Given exercise: Repeat the whole listing below, word for word.

[Data entries]

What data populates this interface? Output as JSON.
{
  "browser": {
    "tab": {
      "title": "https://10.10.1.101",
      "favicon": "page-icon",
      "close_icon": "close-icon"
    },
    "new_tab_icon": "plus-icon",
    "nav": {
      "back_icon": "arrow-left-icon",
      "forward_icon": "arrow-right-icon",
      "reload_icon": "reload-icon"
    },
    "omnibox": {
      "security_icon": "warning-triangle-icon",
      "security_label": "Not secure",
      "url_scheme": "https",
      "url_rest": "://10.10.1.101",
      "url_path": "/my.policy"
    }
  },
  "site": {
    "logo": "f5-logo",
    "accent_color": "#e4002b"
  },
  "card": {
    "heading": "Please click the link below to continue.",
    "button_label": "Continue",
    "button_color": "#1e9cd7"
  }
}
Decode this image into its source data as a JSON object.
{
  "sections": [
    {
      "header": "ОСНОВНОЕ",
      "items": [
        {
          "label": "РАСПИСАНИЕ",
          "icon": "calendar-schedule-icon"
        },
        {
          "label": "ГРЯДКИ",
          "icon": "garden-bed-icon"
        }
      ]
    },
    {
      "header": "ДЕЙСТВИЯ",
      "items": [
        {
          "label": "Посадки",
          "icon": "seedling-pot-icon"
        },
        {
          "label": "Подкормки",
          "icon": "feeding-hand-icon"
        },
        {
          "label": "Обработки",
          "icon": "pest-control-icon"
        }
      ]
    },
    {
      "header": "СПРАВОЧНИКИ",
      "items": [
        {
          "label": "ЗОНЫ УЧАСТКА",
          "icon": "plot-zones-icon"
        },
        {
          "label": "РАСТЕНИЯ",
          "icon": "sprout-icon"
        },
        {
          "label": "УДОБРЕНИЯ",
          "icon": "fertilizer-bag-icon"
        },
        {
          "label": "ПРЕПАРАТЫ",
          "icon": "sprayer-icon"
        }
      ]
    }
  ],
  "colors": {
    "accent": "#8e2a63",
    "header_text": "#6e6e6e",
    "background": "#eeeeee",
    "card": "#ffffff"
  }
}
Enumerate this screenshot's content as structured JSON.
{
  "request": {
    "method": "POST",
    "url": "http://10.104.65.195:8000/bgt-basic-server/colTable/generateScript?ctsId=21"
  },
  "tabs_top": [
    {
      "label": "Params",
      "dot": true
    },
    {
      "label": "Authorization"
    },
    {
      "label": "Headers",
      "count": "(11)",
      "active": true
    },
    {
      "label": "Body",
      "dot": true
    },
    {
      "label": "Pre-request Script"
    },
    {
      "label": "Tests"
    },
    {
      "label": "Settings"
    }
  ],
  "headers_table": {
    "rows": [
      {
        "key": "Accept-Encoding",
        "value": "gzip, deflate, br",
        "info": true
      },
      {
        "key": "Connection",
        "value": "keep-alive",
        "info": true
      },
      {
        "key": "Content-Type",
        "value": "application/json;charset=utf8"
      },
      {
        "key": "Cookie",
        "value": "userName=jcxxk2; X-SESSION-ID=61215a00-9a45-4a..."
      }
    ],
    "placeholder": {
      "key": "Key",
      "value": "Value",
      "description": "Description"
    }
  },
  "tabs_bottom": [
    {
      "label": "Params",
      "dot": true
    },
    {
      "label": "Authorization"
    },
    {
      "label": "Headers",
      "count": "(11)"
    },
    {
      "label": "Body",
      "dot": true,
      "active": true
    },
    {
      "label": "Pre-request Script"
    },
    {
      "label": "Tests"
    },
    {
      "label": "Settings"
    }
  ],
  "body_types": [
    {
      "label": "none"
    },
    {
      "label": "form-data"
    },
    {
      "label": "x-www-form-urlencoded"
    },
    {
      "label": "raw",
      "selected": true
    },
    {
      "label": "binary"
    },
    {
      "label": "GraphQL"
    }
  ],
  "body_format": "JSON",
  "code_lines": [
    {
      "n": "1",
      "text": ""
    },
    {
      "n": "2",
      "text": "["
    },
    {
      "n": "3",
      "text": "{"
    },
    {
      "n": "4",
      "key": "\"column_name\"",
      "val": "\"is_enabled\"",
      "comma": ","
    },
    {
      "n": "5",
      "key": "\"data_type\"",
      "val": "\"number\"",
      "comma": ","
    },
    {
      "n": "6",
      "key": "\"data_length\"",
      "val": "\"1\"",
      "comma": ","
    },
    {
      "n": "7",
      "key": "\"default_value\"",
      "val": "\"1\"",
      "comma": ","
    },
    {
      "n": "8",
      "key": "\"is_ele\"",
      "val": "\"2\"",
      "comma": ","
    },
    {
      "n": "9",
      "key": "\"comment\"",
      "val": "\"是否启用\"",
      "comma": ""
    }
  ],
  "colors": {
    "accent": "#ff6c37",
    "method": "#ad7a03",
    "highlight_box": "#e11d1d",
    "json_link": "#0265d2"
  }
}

Reply to the exercise:
What data populates this interface? Output as JSON.
{
  "browser": {
    "tab": {
      "title": "https://10.10.1.101",
      "favicon": "page-icon",
      "close_icon": "close-icon"
    },
    "new_tab_icon": "plus-icon",
    "nav": {
      "back_icon": "arrow-left-icon",
      "forward_icon": "arrow-right-icon",
      "reload_icon": "reload-icon"
    },
    "omnibox": {
      "security_icon": "warning-triangle-icon",
      "security_label": "Not secure",
      "url_scheme": "https",
      "url_rest": "://10.10.1.101",
      "url_path": "/my.policy"
    }
  },
  "site": {
    "logo": "f5-logo",
    "accent_color": "#e4002b"
  },
  "card": {
    "heading": "Please click the link below to continue.",
    "button_label": "Continue",
    "button_color": "#1e9cd7"
  }
}
Decode this image into its source data as a JSON object.
{
  "sections": [
    {
      "header": "ОСНОВНОЕ",
      "items": [
        {
          "label": "РАСПИСАНИЕ",
          "icon": "calendar-schedule-icon"
        },
        {
          "label": "ГРЯДКИ",
          "icon": "garden-bed-icon"
        }
      ]
    },
    {
      "header": "ДЕЙСТВИЯ",
      "items": [
        {
          "label": "Посадки",
          "icon": "seedling-pot-icon"
        },
        {
          "label": "Подкормки",
          "icon": "feeding-hand-icon"
        },
        {
          "label": "Обработки",
          "icon": "pest-control-icon"
        }
      ]
    },
    {
      "header": "СПРАВОЧНИКИ",
      "items": [
        {
          "label": "ЗОНЫ УЧАСТКА",
          "icon": "plot-zones-icon"
        },
        {
          "label": "РАСТЕНИЯ",
          "icon": "sprout-icon"
        },
        {
          "label": "УДОБРЕНИЯ",
          "icon": "fertilizer-bag-icon"
        },
        {
          "label": "ПРЕПАРАТЫ",
          "icon": "sprayer-icon"
        }
      ]
    }
  ],
  "colors": {
    "accent": "#8e2a63",
    "header_text": "#6e6e6e",
    "background": "#eeeeee",
    "card": "#ffffff"
  }
}
Enumerate this screenshot's content as structured JSON.
{
  "request": {
    "method": "POST",
    "url": "http://10.104.65.195:8000/bgt-basic-server/colTable/generateScript?ctsId=21"
  },
  "tabs_top": [
    {
      "label": "Params",
      "dot": true
    },
    {
      "label": "Authorization"
    },
    {
      "label": "Headers",
      "count": "(11)",
      "active": true
    },
    {
      "label": "Body",
      "dot": true
    },
    {
      "label": "Pre-request Script"
    },
    {
      "label": "Tests"
    },
    {
      "label": "Settings"
    }
  ],
  "headers_table": {
    "rows": [
      {
        "key": "Accept-Encoding",
        "value": "gzip, deflate, br",
        "info": true
      },
      {
        "key": "Connection",
        "value": "keep-alive",
        "info": true
      },
      {
        "key": "Content-Type",
        "value": "application/json;charset=utf8"
      },
      {
        "key": "Cookie",
        "value": "userName=jcxxk2; X-SESSION-ID=61215a00-9a45-4a..."
      }
    ],
    "placeholder": {
      "key": "Key",
      "value": "Value",
      "description": "Description"
    }
  },
  "tabs_bottom": [
    {
      "label": "Params",
      "dot": true
    },
    {
      "label": "Authorization"
    },
    {
      "label": "Headers",
      "count": "(11)"
    },
    {
      "label": "Body",
      "dot": true,
      "active": true
    },
    {
      "label": "Pre-request Script"
    },
    {
      "label": "Tests"
    },
    {
      "label": "Settings"
    }
  ],
  "body_types": [
    {
      "label": "none"
    },
    {
      "label": "form-data"
    },
    {
      "label": "x-www-form-urlencoded"
    },
    {
      "label": "raw",
      "selected": true
    },
    {
      "label": "binary"
    },
    {
      "label": "GraphQL"
    }
  ],
  "body_format": "JSON",
  "code_lines": [
    {
      "n": "1",
      "text": ""
    },
    {
      "n": "2",
      "text": "["
    },
    {
      "n": "3",
      "text": "{"
    },
    {
      "n": "4",
      "key": "\"column_name\"",
      "val": "\"is_enabled\"",
      "comma": ","
    },
    {
      "n": "5",
      "key": "\"data_type\"",
      "val": "\"number\"",
      "comma": ","
    },
    {
      "n": "6",
      "key": "\"data_length\"",
      "val": "\"1\"",
      "comma": ","
    },
    {
      "n": "7",
      "key": "\"default_value\"",
      "val": "\"1\"",
      "comma": ","
    },
    {
      "n": "8",
      "key": "\"is_ele\"",
      "val": "\"2\"",
      "comma": ","
    },
    {
      "n": "9",
      "key": "\"comment\"",
      "val": "\"是否启用\"",
      "comma": ""
    }
  ],
  "colors": {
    "accent": "#ff6c37",
    "method": "#ad7a03",
    "highlight_box": "#e11d1d",
    "json_link": "#0265d2"
  }
}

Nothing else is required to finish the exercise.